RECORDED INFORMATION:
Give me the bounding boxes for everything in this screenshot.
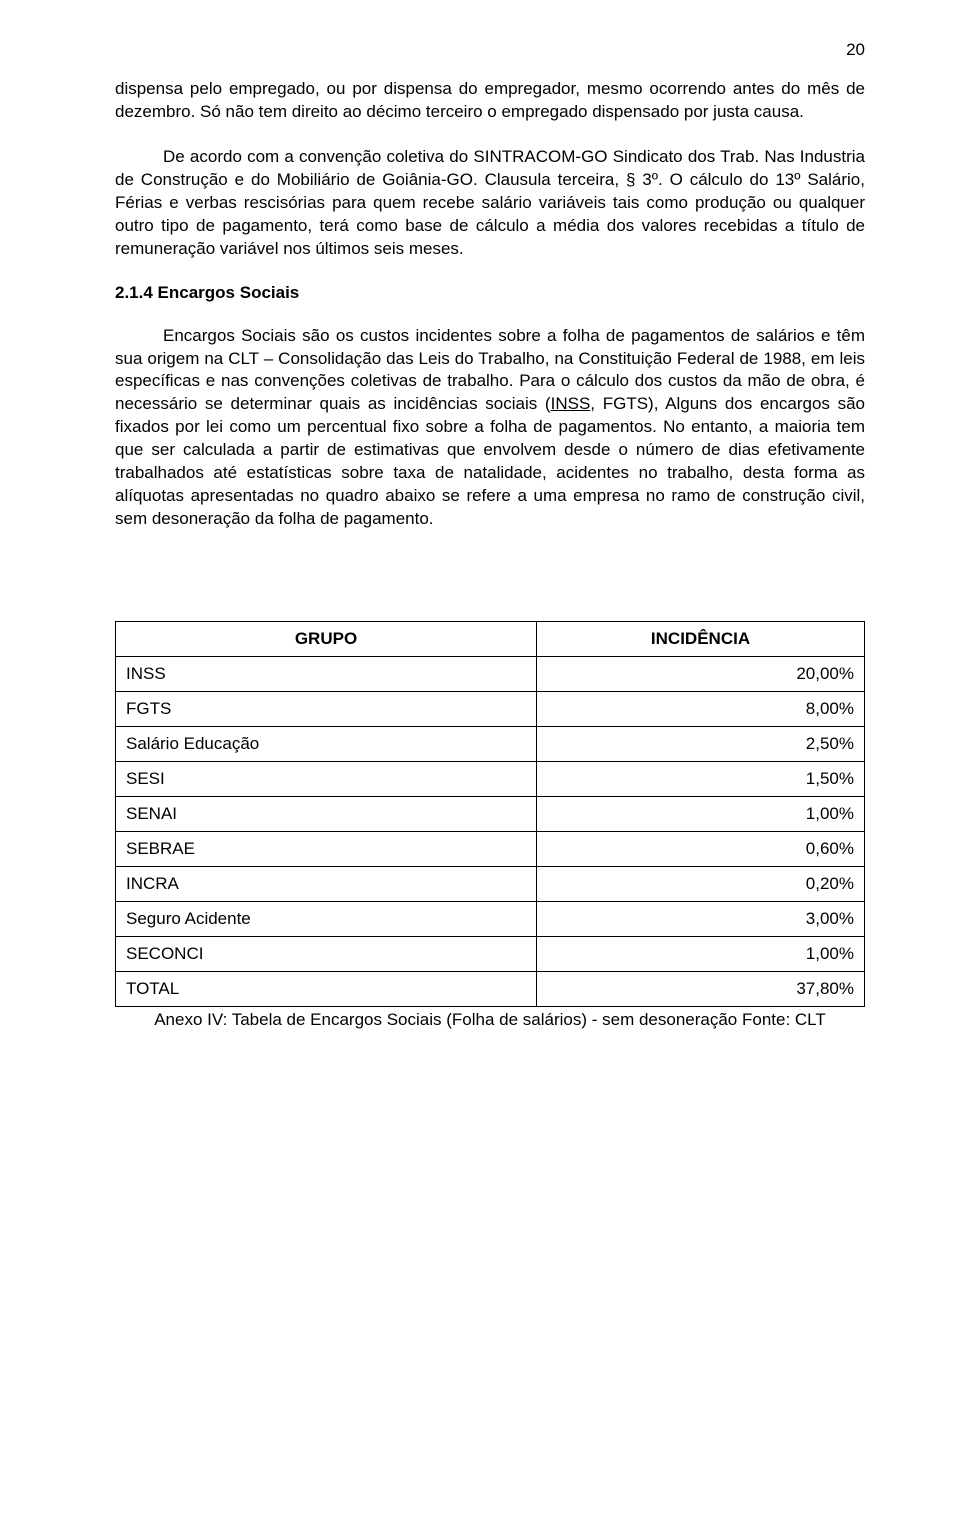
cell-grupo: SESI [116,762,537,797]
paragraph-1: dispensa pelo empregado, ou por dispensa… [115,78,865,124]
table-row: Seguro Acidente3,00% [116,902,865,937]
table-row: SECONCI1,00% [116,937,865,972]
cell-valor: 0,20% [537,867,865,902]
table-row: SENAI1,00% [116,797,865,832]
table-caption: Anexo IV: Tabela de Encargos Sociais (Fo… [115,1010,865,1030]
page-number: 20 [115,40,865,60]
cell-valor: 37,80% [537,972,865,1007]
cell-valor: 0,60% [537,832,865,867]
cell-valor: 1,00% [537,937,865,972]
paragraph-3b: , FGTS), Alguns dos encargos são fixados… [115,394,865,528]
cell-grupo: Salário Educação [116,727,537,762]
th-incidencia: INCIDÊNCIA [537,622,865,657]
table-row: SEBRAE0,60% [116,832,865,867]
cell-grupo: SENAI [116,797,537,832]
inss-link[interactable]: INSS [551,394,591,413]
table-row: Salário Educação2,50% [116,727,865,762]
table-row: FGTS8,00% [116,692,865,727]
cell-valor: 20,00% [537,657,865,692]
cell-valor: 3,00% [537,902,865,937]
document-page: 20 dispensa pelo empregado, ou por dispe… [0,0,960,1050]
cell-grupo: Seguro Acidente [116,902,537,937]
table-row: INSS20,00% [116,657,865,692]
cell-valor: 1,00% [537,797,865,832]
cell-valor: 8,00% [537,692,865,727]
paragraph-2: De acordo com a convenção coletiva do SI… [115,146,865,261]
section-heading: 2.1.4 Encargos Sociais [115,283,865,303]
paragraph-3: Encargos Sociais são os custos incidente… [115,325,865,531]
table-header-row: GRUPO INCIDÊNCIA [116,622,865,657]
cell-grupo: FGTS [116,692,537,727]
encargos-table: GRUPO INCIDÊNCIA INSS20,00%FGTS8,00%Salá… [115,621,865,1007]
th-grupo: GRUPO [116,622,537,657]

TASK GOAL: Could you render the data as a numbered list, starting at the line that contains "cell-grupo: SESI [116,762,537,797]" and running through the end of the data, leaving out any blank lines?

RESULT OF THIS TASK:
1. cell-grupo: SESI [116,762,537,797]
2. paragraph-1: dispensa pelo empregado, ou por dispensa… [115,78,865,124]
3. table-row: Seguro Acidente3,00% [116,902,865,937]
4. table-row: SECONCI1,00% [116,937,865,972]
5. cell-valor: 0,20% [537,867,865,902]
6. table-row: SENAI1,00% [116,797,865,832]
7. table-caption: Anexo IV: Tabela de Encargos Sociais (Fo… [115,1010,865,1030]
8. page-number: 20 [115,40,865,60]
9. cell-valor: 37,80% [537,972,865,1007]
10. cell-valor: 0,60% [537,832,865,867]
11. cell-valor: 1,00% [537,937,865,972]
12. paragraph-3b: , FGTS), Alguns dos encargos são fixados… [115,394,865,528]
13. cell-grupo: Salário Educação [116,727,537,762]
14. th-incidencia: INCIDÊNCIA [537,622,865,657]
15. table-row: SEBRAE0,60% [116,832,865,867]
16. cell-grupo: SENAI [116,797,537,832]
17. inss-link[interactable]: INSS [551,394,591,413]
18. table-row: Salário Educação2,50% [116,727,865,762]
19. table-row: FGTS8,00% [116,692,865,727]
20. cell-valor: 20,00% [537,657,865,692]
21. cell-valor: 3,00% [537,902,865,937]
22. document-page: 20 dispensa pelo empregado, ou por dispe… [0,0,960,1050]
23. cell-grupo: Seguro Acidente [116,902,537,937]
24. table-row: INSS20,00% [116,657,865,692]
25. cell-valor: 1,00% [537,797,865,832]
26. cell-valor: 8,00% [537,692,865,727]
27. paragraph-2: De acordo com a convenção coletiva do SI… [115,146,865,261]
28. section-heading: 2.1.4 Encargos Sociais [115,283,865,303]
29. paragraph-3: Encargos Sociais são os custos incidente… [115,325,865,531]
30. table-header-row: GRUPO INCIDÊNCIA [116,622,865,657]
31. cell-grupo: FGTS [116,692,537,727]
32. encargos-table: GRUPO INCIDÊNCIA INSS20,00%FGTS8,00%Salá… [115,621,865,1007]
33. th-grupo: GRUPO [116,622,537,657]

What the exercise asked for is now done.